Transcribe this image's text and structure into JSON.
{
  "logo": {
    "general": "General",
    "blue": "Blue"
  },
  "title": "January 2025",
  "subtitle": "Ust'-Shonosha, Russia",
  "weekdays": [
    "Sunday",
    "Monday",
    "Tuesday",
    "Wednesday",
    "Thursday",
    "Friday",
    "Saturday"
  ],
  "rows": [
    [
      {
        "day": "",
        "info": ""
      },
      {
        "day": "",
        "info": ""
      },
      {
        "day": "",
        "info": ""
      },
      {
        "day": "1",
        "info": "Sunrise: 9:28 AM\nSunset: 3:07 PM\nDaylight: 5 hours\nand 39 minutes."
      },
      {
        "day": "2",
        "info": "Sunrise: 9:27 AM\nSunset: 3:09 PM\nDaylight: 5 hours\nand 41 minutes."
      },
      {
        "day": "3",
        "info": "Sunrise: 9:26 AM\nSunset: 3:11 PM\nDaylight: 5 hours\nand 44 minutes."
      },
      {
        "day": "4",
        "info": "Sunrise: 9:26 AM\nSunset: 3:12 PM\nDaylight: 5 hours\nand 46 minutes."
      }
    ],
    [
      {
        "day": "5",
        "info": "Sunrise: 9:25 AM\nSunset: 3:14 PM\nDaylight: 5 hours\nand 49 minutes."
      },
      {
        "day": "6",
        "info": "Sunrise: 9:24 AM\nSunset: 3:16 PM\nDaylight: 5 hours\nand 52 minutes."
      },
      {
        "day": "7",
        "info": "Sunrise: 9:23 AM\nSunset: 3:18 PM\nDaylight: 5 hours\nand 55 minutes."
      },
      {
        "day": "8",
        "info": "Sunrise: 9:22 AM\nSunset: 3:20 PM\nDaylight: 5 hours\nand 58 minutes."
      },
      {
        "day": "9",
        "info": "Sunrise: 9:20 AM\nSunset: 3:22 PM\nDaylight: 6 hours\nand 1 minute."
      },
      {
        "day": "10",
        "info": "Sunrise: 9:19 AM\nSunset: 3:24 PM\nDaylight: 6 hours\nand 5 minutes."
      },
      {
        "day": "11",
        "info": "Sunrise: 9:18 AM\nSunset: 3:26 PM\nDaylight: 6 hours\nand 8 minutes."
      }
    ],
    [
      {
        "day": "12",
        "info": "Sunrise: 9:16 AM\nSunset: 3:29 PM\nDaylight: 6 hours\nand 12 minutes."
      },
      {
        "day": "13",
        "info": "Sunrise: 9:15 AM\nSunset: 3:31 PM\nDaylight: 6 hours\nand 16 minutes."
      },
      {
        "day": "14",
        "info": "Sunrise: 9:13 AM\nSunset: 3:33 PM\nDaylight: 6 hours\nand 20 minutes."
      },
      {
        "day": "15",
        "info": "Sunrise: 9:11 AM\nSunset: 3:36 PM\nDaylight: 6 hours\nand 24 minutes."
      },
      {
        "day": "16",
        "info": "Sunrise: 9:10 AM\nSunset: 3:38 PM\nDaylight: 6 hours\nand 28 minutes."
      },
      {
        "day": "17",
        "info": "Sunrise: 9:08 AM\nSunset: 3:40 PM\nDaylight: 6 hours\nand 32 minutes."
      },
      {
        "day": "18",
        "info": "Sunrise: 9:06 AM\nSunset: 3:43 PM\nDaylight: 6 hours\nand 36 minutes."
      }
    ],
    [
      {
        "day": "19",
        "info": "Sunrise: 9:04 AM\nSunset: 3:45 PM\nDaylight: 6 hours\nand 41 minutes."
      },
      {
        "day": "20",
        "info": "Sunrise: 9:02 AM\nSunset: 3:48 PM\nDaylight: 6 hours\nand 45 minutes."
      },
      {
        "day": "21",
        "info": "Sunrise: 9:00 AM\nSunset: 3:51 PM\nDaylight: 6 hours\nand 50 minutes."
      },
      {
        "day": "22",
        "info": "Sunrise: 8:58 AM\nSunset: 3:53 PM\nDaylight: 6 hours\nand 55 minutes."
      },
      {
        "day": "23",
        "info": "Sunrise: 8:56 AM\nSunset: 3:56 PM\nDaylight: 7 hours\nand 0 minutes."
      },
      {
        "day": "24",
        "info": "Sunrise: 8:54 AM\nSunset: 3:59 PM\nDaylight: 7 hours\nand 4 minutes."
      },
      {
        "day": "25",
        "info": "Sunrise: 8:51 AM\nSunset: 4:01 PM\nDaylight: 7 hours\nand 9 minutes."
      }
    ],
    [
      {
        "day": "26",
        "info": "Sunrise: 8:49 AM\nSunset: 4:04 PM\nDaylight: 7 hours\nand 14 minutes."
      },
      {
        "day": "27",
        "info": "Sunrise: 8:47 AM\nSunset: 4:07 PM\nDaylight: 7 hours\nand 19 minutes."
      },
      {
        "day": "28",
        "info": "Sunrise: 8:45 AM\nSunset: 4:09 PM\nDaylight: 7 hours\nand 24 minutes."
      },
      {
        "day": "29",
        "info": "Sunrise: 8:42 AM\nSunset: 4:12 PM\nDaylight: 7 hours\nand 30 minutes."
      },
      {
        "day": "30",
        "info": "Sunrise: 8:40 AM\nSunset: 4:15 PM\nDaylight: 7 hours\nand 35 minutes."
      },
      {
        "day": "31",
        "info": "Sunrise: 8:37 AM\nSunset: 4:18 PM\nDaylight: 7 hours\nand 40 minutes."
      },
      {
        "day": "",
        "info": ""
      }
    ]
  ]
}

========================================

Work instructions =>
Go through the material above line by line and copy it exactly.

Output of the task =>
Transcribe this image's text and structure into JSON.
{
  "logo": {
    "general": "General",
    "blue": "Blue"
  },
  "title": "January 2025",
  "subtitle": "Ust'-Shonosha, Russia",
  "weekdays": [
    "Sunday",
    "Monday",
    "Tuesday",
    "Wednesday",
    "Thursday",
    "Friday",
    "Saturday"
  ],
  "rows": [
    [
      {
        "day": "",
        "info": ""
      },
      {
        "day": "",
        "info": ""
      },
      {
        "day": "",
        "info": ""
      },
      {
        "day": "1",
        "info": "Sunrise: 9:28 AM\nSunset: 3:07 PM\nDaylight: 5 hours\nand 39 minutes."
      },
      {
        "day": "2",
        "info": "Sunrise: 9:27 AM\nSunset: 3:09 PM\nDaylight: 5 hours\nand 41 minutes."
      },
      {
        "day": "3",
        "info": "Sunrise: 9:26 AM\nSunset: 3:11 PM\nDaylight: 5 hours\nand 44 minutes."
      },
      {
        "day": "4",
        "info": "Sunrise: 9:26 AM\nSunset: 3:12 PM\nDaylight: 5 hours\nand 46 minutes."
      }
    ],
    [
      {
        "day": "5",
        "info": "Sunrise: 9:25 AM\nSunset: 3:14 PM\nDaylight: 5 hours\nand 49 minutes."
      },
      {
        "day": "6",
        "info": "Sunrise: 9:24 AM\nSunset: 3:16 PM\nDaylight: 5 hours\nand 52 minutes."
      },
      {
        "day": "7",
        "info": "Sunrise: 9:23 AM\nSunset: 3:18 PM\nDaylight: 5 hours\nand 55 minutes."
      },
      {
        "day": "8",
        "info": "Sunrise: 9:22 AM\nSunset: 3:20 PM\nDaylight: 5 hours\nand 58 minutes."
      },
      {
        "day": "9",
        "info": "Sunrise: 9:20 AM\nSunset: 3:22 PM\nDaylight: 6 hours\nand 1 minute."
      },
      {
        "day": "10",
        "info": "Sunrise: 9:19 AM\nSunset: 3:24 PM\nDaylight: 6 hours\nand 5 minutes."
      },
      {
        "day": "11",
        "info": "Sunrise: 9:18 AM\nSunset: 3:26 PM\nDaylight: 6 hours\nand 8 minutes."
      }
    ],
    [
      {
        "day": "12",
        "info": "Sunrise: 9:16 AM\nSunset: 3:29 PM\nDaylight: 6 hours\nand 12 minutes."
      },
      {
        "day": "13",
        "info": "Sunrise: 9:15 AM\nSunset: 3:31 PM\nDaylight: 6 hours\nand 16 minutes."
      },
      {
        "day": "14",
        "info": "Sunrise: 9:13 AM\nSunset: 3:33 PM\nDaylight: 6 hours\nand 20 minutes."
      },
      {
        "day": "15",
        "info": "Sunrise: 9:11 AM\nSunset: 3:36 PM\nDaylight: 6 hours\nand 24 minutes."
      },
      {
        "day": "16",
        "info": "Sunrise: 9:10 AM\nSunset: 3:38 PM\nDaylight: 6 hours\nand 28 minutes."
      },
      {
        "day": "17",
        "info": "Sunrise: 9:08 AM\nSunset: 3:40 PM\nDaylight: 6 hours\nand 32 minutes."
      },
      {
        "day": "18",
        "info": "Sunrise: 9:06 AM\nSunset: 3:43 PM\nDaylight: 6 hours\nand 36 minutes."
      }
    ],
    [
      {
        "day": "19",
        "info": "Sunrise: 9:04 AM\nSunset: 3:45 PM\nDaylight: 6 hours\nand 41 minutes."
      },
      {
        "day": "20",
        "info": "Sunrise: 9:02 AM\nSunset: 3:48 PM\nDaylight: 6 hours\nand 45 minutes."
      },
      {
        "day": "21",
        "info": "Sunrise: 9:00 AM\nSunset: 3:51 PM\nDaylight: 6 hours\nand 50 minutes."
      },
      {
        "day": "22",
        "info": "Sunrise: 8:58 AM\nSunset: 3:53 PM\nDaylight: 6 hours\nand 55 minutes."
      },
      {
        "day": "23",
        "info": "Sunrise: 8:56 AM\nSunset: 3:56 PM\nDaylight: 7 hours\nand 0 minutes."
      },
      {
        "day": "24",
        "info": "Sunrise: 8:54 AM\nSunset: 3:59 PM\nDaylight: 7 hours\nand 4 minutes."
      },
      {
        "day": "25",
        "info": "Sunrise: 8:51 AM\nSunset: 4:01 PM\nDaylight: 7 hours\nand 9 minutes."
      }
    ],
    [
      {
        "day": "26",
        "info": "Sunrise: 8:49 AM\nSunset: 4:04 PM\nDaylight: 7 hours\nand 14 minutes."
      },
      {
        "day": "27",
        "info": "Sunrise: 8:47 AM\nSunset: 4:07 PM\nDaylight: 7 hours\nand 19 minutes."
      },
      {
        "day": "28",
        "info": "Sunrise: 8:45 AM\nSunset: 4:09 PM\nDaylight: 7 hours\nand 24 minutes."
      },
      {
        "day": "29",
        "info": "Sunrise: 8:42 AM\nSunset: 4:12 PM\nDaylight: 7 hours\nand 30 minutes."
      },
      {
        "day": "30",
        "info": "Sunrise: 8:40 AM\nSunset: 4:15 PM\nDaylight: 7 hours\nand 35 minutes."
      },
      {
        "day": "31",
        "info": "Sunrise: 8:37 AM\nSunset: 4:18 PM\nDaylight: 7 hours\nand 40 minutes."
      },
      {
        "day": "",
        "info": ""
      }
    ]
  ]
}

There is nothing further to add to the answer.